▶ **DATASET RECORDS**:
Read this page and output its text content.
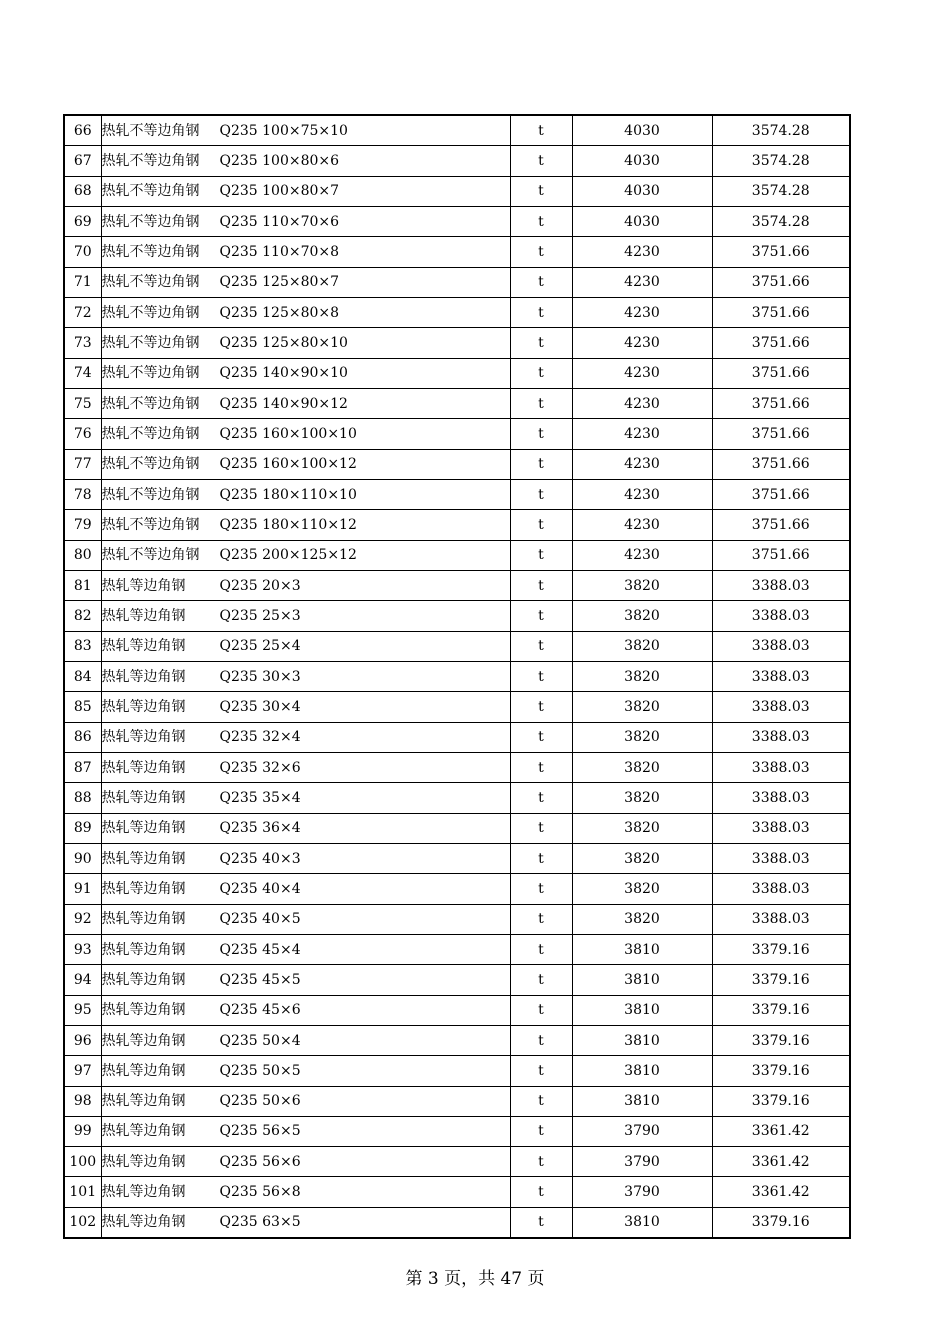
66	热轧不等边角钢 Q235 100×75×10	t	4030	3574.28
67	热轧不等边角钢 Q235 100×80×6	t	4030	3574.28
68	热轧不等边角钢 Q235 100×80×7	t	4030	3574.28
69	热轧不等边角钢 Q235 110×70×6	t	4030	3574.28
70	热轧不等边角钢 Q235 110×70×8	t	4230	3751.66
71	热轧不等边角钢 Q235 125×80×7	t	4230	3751.66
72	热轧不等边角钢 Q235 125×80×8	t	4230	3751.66
73	热轧不等边角钢 Q235 125×80×10	t	4230	3751.66
74	热轧不等边角钢 Q235 140×90×10	t	4230	3751.66
75	热轧不等边角钢 Q235 140×90×12	t	4230	3751.66
76	热轧不等边角钢 Q235 160×100×10	t	4230	3751.66
77	热轧不等边角钢 Q235 160×100×12	t	4230	3751.66
78	热轧不等边角钢 Q235 180×110×10	t	4230	3751.66
79	热轧不等边角钢 Q235 180×110×12	t	4230	3751.66
80	热轧不等边角钢 Q235 200×125×12	t	4230	3751.66
81	热轧等边角钢 Q235 20×3	t	3820	3388.03
82	热轧等边角钢 Q235 25×3	t	3820	3388.03
83	热轧等边角钢 Q235 25×4	t	3820	3388.03
84	热轧等边角钢 Q235 30×3	t	3820	3388.03
85	热轧等边角钢 Q235 30×4	t	3820	3388.03
86	热轧等边角钢 Q235 32×4	t	3820	3388.03
87	热轧等边角钢 Q235 32×6	t	3820	3388.03
88	热轧等边角钢 Q235 35×4	t	3820	3388.03
89	热轧等边角钢 Q235 36×4	t	3820	3388.03
90	热轧等边角钢 Q235 40×3	t	3820	3388.03
91	热轧等边角钢 Q235 40×4	t	3820	3388.03
92	热轧等边角钢 Q235 40×5	t	3820	3388.03
93	热轧等边角钢 Q235 45×4	t	3810	3379.16
94	热轧等边角钢 Q235 45×5	t	3810	3379.16
95	热轧等边角钢 Q235 45×6	t	3810	3379.16
96	热轧等边角钢 Q235 50×4	t	3810	3379.16
97	热轧等边角钢 Q235 50×5	t	3810	3379.16
98	热轧等边角钢 Q235 50×6	t	3810	3379.16
99	热轧等边角钢 Q235 56×5	t	3790	3361.42
100	热轧等边角钢 Q235 56×6	t	3790	3361.42
101	热轧等边角钢 Q235 56×8	t	3790	3361.42
102	热轧等边角钢 Q235 63×5	t	3810	3379.16
第 3 页，共 47 页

▶ **EXERCISE AIM**: Do not include images; quote all of the entries above exactly.

▶ **PROBLEM SOLUTION**:
Read this page and output its text content.
66	热轧不等边角钢 Q235 100×75×10	t	4030	3574.28
67	热轧不等边角钢 Q235 100×80×6	t	4030	3574.28
68	热轧不等边角钢 Q235 100×80×7	t	4030	3574.28
69	热轧不等边角钢 Q235 110×70×6	t	4030	3574.28
70	热轧不等边角钢 Q235 110×70×8	t	4230	3751.66
71	热轧不等边角钢 Q235 125×80×7	t	4230	3751.66
72	热轧不等边角钢 Q235 125×80×8	t	4230	3751.66
73	热轧不等边角钢 Q235 125×80×10	t	4230	3751.66
74	热轧不等边角钢 Q235 140×90×10	t	4230	3751.66
75	热轧不等边角钢 Q235 140×90×12	t	4230	3751.66
76	热轧不等边角钢 Q235 160×100×10	t	4230	3751.66
77	热轧不等边角钢 Q235 160×100×12	t	4230	3751.66
78	热轧不等边角钢 Q235 180×110×10	t	4230	3751.66
79	热轧不等边角钢 Q235 180×110×12	t	4230	3751.66
80	热轧不等边角钢 Q235 200×125×12	t	4230	3751.66
81	热轧等边角钢 Q235 20×3	t	3820	3388.03
82	热轧等边角钢 Q235 25×3	t	3820	3388.03
83	热轧等边角钢 Q235 25×4	t	3820	3388.03
84	热轧等边角钢 Q235 30×3	t	3820	3388.03
85	热轧等边角钢 Q235 30×4	t	3820	3388.03
86	热轧等边角钢 Q235 32×4	t	3820	3388.03
87	热轧等边角钢 Q235 32×6	t	3820	3388.03
88	热轧等边角钢 Q235 35×4	t	3820	3388.03
89	热轧等边角钢 Q235 36×4	t	3820	3388.03
90	热轧等边角钢 Q235 40×3	t	3820	3388.03
91	热轧等边角钢 Q235 40×4	t	3820	3388.03
92	热轧等边角钢 Q235 40×5	t	3820	3388.03
93	热轧等边角钢 Q235 45×4	t	3810	3379.16
94	热轧等边角钢 Q235 45×5	t	3810	3379.16
95	热轧等边角钢 Q235 45×6	t	3810	3379.16
96	热轧等边角钢 Q235 50×4	t	3810	3379.16
97	热轧等边角钢 Q235 50×5	t	3810	3379.16
98	热轧等边角钢 Q235 50×6	t	3810	3379.16
99	热轧等边角钢 Q235 56×5	t	3790	3361.42
100	热轧等边角钢 Q235 56×6	t	3790	3361.42
101	热轧等边角钢 Q235 56×8	t	3790	3361.42
102	热轧等边角钢 Q235 63×5	t	3810	3379.16
第 3 页，共 47 页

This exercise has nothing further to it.